● AIM OF THE EXERCISE
The records that follow need to be output exactly as they are.

(Data entries)
══════════

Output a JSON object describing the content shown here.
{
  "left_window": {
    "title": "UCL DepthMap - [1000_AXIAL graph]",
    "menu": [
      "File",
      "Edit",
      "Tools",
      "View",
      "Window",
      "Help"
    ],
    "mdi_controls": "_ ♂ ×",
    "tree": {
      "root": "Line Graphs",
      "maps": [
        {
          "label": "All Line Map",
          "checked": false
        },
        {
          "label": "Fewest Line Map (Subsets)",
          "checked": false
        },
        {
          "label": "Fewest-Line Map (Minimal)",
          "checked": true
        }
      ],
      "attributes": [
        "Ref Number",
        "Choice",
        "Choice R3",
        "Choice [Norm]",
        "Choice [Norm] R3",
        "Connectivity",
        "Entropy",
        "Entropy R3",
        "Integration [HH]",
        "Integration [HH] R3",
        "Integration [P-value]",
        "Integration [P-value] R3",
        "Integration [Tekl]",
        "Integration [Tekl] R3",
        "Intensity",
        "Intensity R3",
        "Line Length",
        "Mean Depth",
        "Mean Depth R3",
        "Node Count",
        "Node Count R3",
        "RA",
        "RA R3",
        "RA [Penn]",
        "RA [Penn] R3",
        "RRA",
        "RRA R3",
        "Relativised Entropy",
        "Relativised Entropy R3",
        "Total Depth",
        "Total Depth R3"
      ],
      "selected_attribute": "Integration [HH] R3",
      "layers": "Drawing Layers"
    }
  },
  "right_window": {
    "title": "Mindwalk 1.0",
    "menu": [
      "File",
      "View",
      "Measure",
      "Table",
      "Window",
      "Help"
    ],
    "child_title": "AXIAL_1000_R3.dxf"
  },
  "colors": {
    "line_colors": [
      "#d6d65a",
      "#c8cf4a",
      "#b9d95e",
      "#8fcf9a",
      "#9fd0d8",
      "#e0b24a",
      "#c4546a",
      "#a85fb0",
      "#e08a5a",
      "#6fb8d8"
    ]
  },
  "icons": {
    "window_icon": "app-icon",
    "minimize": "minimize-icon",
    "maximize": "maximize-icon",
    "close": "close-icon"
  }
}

══════════

● TASK OUTPUT
Output a JSON object describing the content shown here.
{
  "left_window": {
    "title": "UCL DepthMap - [1000_AXIAL graph]",
    "menu": [
      "File",
      "Edit",
      "Tools",
      "View",
      "Window",
      "Help"
    ],
    "mdi_controls": "_ ♂ ×",
    "tree": {
      "root": "Line Graphs",
      "maps": [
        {
          "label": "All Line Map",
          "checked": false
        },
        {
          "label": "Fewest Line Map (Subsets)",
          "checked": false
        },
        {
          "label": "Fewest-Line Map (Minimal)",
          "checked": true
        }
      ],
      "attributes": [
        "Ref Number",
        "Choice",
        "Choice R3",
        "Choice [Norm]",
        "Choice [Norm] R3",
        "Connectivity",
        "Entropy",
        "Entropy R3",
        "Integration [HH]",
        "Integration [HH] R3",
        "Integration [P-value]",
        "Integration [P-value] R3",
        "Integration [Tekl]",
        "Integration [Tekl] R3",
        "Intensity",
        "Intensity R3",
        "Line Length",
        "Mean Depth",
        "Mean Depth R3",
        "Node Count",
        "Node Count R3",
        "RA",
        "RA R3",
        "RA [Penn]",
        "RA [Penn] R3",
        "RRA",
        "RRA R3",
        "Relativised Entropy",
        "Relativised Entropy R3",
        "Total Depth",
        "Total Depth R3"
      ],
      "selected_attribute": "Integration [HH] R3",
      "layers": "Drawing Layers"
    }
  },
  "right_window": {
    "title": "Mindwalk 1.0",
    "menu": [
      "File",
      "View",
      "Measure",
      "Table",
      "Window",
      "Help"
    ],
    "child_title": "AXIAL_1000_R3.dxf"
  },
  "colors": {
    "line_colors": [
      "#d6d65a",
      "#c8cf4a",
      "#b9d95e",
      "#8fcf9a",
      "#9fd0d8",
      "#e0b24a",
      "#c4546a",
      "#a85fb0",
      "#e08a5a",
      "#6fb8d8"
    ]
  },
  "icons": {
    "window_icon": "app-icon",
    "minimize": "minimize-icon",
    "maximize": "maximize-icon",
    "close": "close-icon"
  }
}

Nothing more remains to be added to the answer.